[[ TEXT SECTION, beginning ]]

Judith Campisi, Professor, Buck Institute for Research on Aging, and Adjunct Professor of Gerontology, has made significant contributions to understanding why age poses the single biggest risk factor for developing a range of diseases from neurodegeneration to cancer. The highlight of her work is the manner in which she integrates environmental, genetic, and evolutionary forces that cause aging and age-related diseases, and identifies pathways that can be modified to counter these aging processes. Campisi’s research has shown that inflammatory proteins linked to senescent cells damage tissue and prevent surrounding cells from functioning normally. So, removing them from the body might be a tantalizing way forward to slow down bodily decline caused by ageing. Campisi and her team at Buck Institute have also discovered a novel biomarker that is detectable in blood and urine and could lead to the formation of a noninvasive test for measuring and tracking the performance of senolytics (drugs that eliminate senescent cells).
Steve Horvath, a biostatistician at the University of California, Los Angeles, has identified the role a cellular process called methylation plays in ageing. Using methylation, data scientists are able to predict the lifespan of animals, including human beings. This prediction even has a name—the Horvath’s Clock. Horvath believes that perhaps by modifying the methylation state in human DNA, we can alter our lifespans. The epigenetic clock uses the body’s epigenome which has chemical modifications that tag DNA. The tags’ pattern changes as we age, and is used to track a person’s biological age. This biological age can be ahead or behind the chronological age. Epigenetic clocks are built by selecting groups of DNA-methylation sites in the genome. Horvath’s pioneering work has led to the development of some very accurate clocks.

[[ TEXT SECTION, end ]]
[[ DATA FOR REVIEW, beginning ]]

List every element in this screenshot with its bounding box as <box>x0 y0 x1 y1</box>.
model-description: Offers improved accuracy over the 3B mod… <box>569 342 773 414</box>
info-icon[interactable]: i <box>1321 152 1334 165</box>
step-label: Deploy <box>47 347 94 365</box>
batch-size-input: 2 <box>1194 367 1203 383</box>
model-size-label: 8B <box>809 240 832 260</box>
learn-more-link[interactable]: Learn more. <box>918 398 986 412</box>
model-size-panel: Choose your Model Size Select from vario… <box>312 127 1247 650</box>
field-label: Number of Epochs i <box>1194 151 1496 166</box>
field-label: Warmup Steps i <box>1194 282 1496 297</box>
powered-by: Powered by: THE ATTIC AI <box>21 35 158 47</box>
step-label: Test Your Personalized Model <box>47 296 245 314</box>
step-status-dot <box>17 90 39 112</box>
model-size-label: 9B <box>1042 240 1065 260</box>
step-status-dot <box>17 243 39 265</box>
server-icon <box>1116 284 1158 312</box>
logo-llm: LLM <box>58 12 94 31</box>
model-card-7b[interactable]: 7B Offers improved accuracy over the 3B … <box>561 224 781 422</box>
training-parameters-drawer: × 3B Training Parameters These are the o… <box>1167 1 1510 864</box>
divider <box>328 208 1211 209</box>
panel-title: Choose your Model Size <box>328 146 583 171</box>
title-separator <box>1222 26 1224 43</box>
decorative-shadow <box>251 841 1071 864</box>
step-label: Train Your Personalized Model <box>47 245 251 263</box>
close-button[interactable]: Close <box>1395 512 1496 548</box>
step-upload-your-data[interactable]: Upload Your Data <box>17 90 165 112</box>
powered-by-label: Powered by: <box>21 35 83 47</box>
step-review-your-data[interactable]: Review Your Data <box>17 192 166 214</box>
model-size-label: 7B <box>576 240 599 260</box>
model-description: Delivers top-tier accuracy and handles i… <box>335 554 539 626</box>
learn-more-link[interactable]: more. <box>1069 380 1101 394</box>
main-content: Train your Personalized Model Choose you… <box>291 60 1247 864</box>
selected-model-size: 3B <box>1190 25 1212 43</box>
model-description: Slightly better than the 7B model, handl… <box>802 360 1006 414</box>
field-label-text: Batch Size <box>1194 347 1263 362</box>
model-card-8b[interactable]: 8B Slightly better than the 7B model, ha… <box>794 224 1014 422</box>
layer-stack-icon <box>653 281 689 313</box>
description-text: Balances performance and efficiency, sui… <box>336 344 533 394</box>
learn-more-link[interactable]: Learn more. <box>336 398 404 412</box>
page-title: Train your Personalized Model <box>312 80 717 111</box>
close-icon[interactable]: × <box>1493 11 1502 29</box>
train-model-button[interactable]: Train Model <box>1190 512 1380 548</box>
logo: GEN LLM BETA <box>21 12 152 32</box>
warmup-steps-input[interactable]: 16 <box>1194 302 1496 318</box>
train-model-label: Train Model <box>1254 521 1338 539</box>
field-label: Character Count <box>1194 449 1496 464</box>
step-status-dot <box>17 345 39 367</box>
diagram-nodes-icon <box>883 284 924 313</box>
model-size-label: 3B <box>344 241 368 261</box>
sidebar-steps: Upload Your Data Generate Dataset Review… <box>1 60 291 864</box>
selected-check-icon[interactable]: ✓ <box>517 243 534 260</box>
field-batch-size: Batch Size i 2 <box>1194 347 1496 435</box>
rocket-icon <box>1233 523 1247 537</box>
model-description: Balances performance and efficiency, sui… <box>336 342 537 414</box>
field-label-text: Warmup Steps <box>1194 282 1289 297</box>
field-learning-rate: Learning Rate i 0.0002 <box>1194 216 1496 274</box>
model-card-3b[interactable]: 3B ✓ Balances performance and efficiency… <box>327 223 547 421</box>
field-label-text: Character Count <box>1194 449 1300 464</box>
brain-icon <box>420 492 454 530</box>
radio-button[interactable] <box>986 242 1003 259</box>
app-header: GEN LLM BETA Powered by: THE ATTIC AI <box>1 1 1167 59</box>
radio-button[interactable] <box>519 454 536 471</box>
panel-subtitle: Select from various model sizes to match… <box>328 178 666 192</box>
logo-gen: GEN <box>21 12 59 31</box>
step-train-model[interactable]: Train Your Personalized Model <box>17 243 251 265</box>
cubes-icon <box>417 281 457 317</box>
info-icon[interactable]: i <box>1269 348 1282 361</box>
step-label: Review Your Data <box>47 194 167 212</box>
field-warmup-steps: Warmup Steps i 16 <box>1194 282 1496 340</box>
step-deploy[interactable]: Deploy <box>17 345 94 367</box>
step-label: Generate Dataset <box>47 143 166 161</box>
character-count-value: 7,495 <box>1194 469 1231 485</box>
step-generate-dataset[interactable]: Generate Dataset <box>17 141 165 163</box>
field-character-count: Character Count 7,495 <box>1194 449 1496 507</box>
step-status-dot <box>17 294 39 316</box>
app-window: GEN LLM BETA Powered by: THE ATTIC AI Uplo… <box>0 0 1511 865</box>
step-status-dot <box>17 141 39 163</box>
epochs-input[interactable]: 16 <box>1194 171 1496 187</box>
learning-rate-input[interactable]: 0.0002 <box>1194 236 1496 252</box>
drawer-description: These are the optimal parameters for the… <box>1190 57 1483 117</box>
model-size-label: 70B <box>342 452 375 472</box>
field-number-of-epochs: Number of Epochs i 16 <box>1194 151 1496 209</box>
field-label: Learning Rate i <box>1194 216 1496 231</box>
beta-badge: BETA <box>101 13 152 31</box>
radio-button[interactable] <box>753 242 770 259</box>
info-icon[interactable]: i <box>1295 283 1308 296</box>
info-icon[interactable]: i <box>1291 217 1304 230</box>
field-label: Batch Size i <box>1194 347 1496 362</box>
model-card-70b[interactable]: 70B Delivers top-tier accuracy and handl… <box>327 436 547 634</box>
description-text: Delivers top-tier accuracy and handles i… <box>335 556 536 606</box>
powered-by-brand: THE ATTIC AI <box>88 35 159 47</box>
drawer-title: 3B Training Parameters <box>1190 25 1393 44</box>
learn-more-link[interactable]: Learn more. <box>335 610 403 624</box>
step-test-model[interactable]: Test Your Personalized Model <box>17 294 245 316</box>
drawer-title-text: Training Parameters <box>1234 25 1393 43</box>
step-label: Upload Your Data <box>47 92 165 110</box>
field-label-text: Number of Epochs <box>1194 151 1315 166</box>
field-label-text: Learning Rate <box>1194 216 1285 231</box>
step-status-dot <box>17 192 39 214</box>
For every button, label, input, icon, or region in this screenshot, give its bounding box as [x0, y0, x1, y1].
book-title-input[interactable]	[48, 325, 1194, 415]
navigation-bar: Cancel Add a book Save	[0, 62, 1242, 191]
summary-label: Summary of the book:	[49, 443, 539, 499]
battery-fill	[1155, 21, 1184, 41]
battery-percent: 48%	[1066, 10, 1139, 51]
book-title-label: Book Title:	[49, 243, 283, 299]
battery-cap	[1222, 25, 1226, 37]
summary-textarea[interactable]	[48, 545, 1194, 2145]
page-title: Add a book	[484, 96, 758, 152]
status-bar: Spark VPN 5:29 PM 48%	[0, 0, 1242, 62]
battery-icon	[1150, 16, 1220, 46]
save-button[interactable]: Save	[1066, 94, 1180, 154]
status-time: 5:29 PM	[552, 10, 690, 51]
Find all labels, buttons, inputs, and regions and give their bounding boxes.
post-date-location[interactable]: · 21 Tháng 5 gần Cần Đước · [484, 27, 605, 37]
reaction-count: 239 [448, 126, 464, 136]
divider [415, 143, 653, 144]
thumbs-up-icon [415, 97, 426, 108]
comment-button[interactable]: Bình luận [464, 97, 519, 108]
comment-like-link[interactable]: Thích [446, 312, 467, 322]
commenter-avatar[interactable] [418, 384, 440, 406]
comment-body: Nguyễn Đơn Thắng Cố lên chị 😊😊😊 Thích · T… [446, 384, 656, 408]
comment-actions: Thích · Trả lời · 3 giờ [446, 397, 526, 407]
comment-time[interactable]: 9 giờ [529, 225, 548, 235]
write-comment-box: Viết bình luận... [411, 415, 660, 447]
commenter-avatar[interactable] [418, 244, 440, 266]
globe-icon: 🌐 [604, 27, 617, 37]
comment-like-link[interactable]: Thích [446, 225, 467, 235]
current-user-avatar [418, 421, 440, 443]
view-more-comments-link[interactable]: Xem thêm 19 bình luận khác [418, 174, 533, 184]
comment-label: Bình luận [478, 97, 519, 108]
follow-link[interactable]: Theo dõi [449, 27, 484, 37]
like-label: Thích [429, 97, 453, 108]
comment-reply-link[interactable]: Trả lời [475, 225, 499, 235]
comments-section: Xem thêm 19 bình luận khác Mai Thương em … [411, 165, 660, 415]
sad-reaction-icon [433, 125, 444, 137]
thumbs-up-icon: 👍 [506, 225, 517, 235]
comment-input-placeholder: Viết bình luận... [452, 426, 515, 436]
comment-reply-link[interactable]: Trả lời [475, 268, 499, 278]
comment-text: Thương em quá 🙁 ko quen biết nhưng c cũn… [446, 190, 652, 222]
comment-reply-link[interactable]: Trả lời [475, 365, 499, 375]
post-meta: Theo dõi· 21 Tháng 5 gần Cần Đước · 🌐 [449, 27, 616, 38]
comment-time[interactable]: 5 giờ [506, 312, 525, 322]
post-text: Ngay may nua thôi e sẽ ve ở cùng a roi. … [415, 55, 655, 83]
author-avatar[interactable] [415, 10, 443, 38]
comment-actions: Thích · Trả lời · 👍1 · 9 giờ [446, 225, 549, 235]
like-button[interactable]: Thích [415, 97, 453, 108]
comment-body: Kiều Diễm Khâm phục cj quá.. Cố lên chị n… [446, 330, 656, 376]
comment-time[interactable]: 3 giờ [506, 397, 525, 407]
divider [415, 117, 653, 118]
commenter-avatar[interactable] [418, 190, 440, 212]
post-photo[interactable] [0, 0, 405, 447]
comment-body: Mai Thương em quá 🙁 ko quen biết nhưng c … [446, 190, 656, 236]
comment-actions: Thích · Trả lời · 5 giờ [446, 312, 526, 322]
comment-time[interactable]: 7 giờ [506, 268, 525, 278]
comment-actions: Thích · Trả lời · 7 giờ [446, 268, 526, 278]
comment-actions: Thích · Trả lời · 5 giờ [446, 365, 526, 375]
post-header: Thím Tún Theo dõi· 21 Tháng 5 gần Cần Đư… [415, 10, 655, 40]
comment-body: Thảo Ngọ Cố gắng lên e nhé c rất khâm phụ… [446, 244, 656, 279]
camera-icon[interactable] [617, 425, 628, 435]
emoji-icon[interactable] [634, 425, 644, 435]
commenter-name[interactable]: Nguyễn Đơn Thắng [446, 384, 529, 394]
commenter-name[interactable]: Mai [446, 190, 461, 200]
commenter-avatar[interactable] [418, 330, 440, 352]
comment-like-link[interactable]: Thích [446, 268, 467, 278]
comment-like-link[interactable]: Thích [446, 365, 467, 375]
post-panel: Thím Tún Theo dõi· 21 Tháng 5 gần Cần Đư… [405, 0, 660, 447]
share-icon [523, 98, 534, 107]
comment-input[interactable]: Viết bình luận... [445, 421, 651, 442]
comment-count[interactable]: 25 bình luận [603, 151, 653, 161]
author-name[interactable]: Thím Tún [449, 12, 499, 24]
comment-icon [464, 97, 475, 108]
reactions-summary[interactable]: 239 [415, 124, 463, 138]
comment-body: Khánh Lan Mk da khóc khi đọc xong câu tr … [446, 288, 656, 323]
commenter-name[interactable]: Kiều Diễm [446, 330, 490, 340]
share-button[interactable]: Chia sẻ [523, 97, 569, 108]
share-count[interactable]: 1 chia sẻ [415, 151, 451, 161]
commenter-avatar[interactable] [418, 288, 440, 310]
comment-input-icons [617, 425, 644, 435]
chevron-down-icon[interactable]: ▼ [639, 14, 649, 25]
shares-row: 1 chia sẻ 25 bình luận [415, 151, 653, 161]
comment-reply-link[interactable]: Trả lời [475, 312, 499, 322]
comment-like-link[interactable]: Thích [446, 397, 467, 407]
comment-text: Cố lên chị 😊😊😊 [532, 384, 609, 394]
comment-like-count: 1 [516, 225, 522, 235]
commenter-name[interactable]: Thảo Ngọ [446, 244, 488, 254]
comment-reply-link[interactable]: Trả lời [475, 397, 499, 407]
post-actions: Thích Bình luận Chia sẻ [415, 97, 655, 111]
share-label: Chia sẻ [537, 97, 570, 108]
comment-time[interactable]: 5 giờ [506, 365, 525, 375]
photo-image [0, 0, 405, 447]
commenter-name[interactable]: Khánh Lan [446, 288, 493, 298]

[[ DATA FOR REVIEW, end ]]

REQUIRED ACTION 1: Print the portion of the aging research text starting with "Steve Horvath, a" and going on through "very accurate clocks.".
REQUIRED ACTION 2: In the aging research text, what name is given to the lifespan prediction made using methylation?
The entries that come after the aging research text are material separate from it.

EXERCISE RESPONSE 1:
Steve Horvath, a biostatistician at the University of California, Los Angeles, has identified the role a cellular process called methylation plays in ageing. Using methylation, data scientists are able to predict the lifespan of animals, including human beings. This prediction even has a name—the Horvath’s Clock. Horvath believes that perhaps by modifying the methylation state in human DNA, we can alter our lifespans. The epigenetic clock uses the body’s epigenome which has chemical modifications that tag DNA. The tags’ pattern changes as we age, and is used to track a person’s biological age. This biological age can be ahead or behind the chronological age. Epigenetic clocks are built by selecting groups of DNA-methylation sites in the genome. Horvath’s pioneering work has led to the development of some very accurate clocks.

EXERCISE RESPONSE 2: The Horvath’s Clock.